* The request
In the records below, pick out all lines containing the word "оценки".
--- Begin Raw data ---
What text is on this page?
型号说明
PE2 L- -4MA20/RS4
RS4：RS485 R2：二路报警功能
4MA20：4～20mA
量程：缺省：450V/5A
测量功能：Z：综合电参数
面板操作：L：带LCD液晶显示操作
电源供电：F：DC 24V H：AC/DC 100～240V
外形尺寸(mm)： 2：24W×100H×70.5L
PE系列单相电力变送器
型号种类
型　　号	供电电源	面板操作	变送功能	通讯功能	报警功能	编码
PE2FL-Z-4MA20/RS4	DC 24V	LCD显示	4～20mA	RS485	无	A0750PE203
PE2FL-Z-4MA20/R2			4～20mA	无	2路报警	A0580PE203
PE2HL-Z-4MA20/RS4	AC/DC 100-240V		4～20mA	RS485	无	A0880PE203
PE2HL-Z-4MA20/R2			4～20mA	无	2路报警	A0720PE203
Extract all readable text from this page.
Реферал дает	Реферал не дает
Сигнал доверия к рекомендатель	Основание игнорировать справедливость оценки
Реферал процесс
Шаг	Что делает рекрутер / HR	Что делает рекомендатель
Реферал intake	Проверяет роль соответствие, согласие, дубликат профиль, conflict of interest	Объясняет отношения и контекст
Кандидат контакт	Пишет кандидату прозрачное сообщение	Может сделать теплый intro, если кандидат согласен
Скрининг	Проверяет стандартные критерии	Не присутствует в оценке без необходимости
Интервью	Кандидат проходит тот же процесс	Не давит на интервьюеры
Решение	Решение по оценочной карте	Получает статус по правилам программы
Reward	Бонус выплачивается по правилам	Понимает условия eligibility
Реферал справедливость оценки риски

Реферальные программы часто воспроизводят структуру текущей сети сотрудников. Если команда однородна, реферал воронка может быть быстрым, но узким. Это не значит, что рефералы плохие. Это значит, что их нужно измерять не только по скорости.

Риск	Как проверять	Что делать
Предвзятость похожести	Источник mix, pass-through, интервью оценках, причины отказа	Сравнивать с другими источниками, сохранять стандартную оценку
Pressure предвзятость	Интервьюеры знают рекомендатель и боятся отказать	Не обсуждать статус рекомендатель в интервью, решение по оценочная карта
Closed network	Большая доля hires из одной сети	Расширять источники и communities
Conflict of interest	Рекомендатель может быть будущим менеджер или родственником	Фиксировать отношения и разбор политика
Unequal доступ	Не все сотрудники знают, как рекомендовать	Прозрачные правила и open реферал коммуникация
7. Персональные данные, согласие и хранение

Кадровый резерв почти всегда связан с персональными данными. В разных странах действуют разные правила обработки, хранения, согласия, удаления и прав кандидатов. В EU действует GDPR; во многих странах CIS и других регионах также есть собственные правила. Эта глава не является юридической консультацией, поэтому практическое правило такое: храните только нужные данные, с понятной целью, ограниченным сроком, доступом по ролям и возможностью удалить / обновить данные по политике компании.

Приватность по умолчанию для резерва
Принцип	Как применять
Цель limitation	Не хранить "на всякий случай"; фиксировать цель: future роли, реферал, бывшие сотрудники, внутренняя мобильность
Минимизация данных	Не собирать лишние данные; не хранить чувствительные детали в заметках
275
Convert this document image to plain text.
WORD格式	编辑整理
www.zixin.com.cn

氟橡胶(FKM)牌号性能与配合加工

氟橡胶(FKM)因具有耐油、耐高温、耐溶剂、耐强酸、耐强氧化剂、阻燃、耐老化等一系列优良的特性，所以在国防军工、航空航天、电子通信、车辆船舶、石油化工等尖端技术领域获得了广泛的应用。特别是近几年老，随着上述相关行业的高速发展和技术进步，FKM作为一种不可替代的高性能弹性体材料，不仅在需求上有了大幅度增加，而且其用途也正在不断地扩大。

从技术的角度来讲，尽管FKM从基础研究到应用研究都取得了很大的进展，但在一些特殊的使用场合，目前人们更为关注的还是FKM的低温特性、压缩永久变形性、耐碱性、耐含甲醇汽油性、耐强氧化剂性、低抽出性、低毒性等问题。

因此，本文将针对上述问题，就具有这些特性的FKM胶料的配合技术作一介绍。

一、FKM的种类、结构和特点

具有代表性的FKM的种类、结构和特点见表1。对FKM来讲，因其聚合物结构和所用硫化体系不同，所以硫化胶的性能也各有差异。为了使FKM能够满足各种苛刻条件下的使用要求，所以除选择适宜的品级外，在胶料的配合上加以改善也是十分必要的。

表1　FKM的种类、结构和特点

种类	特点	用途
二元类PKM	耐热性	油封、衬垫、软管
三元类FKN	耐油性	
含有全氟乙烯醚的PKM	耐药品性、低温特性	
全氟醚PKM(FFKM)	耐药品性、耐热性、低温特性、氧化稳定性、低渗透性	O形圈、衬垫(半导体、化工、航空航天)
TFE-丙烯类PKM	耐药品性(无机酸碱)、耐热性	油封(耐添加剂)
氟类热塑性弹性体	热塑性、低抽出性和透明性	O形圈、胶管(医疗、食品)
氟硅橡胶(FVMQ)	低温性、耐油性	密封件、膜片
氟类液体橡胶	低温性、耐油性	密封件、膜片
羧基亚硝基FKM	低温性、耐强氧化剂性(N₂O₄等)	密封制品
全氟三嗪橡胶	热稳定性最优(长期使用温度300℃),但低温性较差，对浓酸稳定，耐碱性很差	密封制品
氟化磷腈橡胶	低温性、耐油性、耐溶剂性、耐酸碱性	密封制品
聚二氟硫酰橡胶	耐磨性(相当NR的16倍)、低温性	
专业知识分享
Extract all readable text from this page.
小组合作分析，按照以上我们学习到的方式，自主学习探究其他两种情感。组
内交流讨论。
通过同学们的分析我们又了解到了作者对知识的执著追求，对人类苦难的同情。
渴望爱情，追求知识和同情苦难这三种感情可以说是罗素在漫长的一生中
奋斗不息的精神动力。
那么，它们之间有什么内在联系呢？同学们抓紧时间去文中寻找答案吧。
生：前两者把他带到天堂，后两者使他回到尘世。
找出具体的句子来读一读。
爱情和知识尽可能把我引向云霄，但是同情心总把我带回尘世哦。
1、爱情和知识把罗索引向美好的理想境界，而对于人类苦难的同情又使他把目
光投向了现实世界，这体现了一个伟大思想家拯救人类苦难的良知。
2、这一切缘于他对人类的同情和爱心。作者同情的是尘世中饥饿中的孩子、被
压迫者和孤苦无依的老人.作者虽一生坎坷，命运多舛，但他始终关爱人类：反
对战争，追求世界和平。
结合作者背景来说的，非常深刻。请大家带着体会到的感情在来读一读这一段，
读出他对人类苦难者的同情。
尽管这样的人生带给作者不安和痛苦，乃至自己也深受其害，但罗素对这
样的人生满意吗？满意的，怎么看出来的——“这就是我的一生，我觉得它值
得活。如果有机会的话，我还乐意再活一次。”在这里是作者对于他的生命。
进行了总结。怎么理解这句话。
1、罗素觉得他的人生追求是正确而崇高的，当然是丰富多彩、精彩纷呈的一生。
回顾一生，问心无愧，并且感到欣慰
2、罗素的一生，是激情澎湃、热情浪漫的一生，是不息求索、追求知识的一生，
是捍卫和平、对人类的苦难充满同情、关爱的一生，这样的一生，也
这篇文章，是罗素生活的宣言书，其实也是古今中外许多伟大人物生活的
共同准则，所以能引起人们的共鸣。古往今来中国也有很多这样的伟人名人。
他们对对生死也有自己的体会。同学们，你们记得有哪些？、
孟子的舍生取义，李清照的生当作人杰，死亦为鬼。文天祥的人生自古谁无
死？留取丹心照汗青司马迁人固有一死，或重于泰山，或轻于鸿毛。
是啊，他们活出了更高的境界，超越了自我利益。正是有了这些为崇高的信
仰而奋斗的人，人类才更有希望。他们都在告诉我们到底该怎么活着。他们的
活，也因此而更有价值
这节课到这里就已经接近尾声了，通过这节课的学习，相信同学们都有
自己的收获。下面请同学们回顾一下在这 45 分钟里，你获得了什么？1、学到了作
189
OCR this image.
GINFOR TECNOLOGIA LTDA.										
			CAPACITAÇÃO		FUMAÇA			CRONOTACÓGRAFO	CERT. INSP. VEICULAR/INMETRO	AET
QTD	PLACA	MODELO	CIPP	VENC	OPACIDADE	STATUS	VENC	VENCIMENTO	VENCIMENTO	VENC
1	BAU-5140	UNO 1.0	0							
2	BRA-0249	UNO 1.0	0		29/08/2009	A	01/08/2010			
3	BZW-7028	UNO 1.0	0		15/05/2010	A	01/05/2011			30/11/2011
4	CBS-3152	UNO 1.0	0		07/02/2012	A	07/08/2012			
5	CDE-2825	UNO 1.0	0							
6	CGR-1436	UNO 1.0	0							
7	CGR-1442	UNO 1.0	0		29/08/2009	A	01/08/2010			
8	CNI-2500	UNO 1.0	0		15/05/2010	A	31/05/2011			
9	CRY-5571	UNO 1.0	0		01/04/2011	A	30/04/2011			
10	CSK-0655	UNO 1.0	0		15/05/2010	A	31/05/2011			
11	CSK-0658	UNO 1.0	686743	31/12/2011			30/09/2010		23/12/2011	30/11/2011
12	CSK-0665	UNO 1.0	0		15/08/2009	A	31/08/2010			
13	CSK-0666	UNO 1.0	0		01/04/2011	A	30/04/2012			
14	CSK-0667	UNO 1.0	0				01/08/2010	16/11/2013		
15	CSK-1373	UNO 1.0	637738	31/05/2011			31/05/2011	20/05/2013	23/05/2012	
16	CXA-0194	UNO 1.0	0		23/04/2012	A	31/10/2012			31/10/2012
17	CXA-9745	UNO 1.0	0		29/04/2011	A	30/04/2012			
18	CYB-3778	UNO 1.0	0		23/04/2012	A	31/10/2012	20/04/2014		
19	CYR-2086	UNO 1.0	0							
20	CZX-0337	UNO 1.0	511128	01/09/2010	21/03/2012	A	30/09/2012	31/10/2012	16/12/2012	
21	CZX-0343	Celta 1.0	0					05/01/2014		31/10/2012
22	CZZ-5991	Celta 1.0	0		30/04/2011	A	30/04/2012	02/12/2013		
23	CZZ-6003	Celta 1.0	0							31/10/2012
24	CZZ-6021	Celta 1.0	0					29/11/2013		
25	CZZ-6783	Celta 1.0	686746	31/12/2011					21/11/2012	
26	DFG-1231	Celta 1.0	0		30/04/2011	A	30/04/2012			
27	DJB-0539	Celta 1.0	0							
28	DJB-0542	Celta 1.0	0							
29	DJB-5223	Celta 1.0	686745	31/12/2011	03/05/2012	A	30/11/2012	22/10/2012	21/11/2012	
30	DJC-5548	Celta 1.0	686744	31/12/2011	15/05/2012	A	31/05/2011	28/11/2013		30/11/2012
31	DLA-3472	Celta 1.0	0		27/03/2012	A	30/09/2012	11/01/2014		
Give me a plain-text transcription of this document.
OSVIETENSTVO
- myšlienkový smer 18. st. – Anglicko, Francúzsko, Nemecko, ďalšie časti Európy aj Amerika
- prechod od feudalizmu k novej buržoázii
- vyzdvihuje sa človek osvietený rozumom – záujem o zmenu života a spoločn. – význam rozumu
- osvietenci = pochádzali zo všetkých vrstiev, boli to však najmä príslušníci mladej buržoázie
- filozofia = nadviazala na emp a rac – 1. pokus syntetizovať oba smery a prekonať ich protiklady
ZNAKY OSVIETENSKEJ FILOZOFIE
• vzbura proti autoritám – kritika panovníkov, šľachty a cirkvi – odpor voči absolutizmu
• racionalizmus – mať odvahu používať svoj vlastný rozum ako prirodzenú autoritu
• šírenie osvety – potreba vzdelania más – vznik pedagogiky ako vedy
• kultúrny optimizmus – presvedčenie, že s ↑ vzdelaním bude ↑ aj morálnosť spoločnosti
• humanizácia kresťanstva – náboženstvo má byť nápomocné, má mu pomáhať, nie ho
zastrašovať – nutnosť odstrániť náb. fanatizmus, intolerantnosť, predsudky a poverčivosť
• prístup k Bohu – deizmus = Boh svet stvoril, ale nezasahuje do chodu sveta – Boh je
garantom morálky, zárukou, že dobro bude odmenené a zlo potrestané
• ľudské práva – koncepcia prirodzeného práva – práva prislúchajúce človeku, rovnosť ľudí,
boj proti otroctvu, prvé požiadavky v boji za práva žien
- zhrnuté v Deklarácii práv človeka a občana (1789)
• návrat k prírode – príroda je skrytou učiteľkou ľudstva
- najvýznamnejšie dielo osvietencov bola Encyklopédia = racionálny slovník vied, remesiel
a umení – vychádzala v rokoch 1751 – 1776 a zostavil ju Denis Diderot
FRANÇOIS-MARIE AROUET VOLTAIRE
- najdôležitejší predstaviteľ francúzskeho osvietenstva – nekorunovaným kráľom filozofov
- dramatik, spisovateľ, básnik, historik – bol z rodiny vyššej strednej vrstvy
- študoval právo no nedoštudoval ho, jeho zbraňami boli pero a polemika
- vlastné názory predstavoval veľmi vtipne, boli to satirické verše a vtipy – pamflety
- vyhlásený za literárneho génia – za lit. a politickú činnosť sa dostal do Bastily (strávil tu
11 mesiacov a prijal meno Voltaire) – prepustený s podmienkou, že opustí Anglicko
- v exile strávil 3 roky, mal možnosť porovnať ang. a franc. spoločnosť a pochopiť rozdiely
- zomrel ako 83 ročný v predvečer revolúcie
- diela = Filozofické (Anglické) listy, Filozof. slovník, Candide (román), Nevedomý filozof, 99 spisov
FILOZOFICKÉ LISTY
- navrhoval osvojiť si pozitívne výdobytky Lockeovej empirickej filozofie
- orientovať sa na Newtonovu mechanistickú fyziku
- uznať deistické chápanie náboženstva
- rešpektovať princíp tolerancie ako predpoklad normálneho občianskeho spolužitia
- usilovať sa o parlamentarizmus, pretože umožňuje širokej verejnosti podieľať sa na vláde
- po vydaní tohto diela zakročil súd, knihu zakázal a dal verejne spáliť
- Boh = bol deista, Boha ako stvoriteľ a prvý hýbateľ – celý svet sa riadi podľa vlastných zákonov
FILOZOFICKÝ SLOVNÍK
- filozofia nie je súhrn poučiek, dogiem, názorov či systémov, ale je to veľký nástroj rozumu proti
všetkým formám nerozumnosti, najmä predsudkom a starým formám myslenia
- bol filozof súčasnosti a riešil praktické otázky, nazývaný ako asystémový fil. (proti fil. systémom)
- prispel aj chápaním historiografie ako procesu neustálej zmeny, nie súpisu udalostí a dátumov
--- End Raw data ---
* Output below
Сигнал доверия к рекомендатель	Основание игнорировать справедливость оценки
Реферал справедливость оценки риски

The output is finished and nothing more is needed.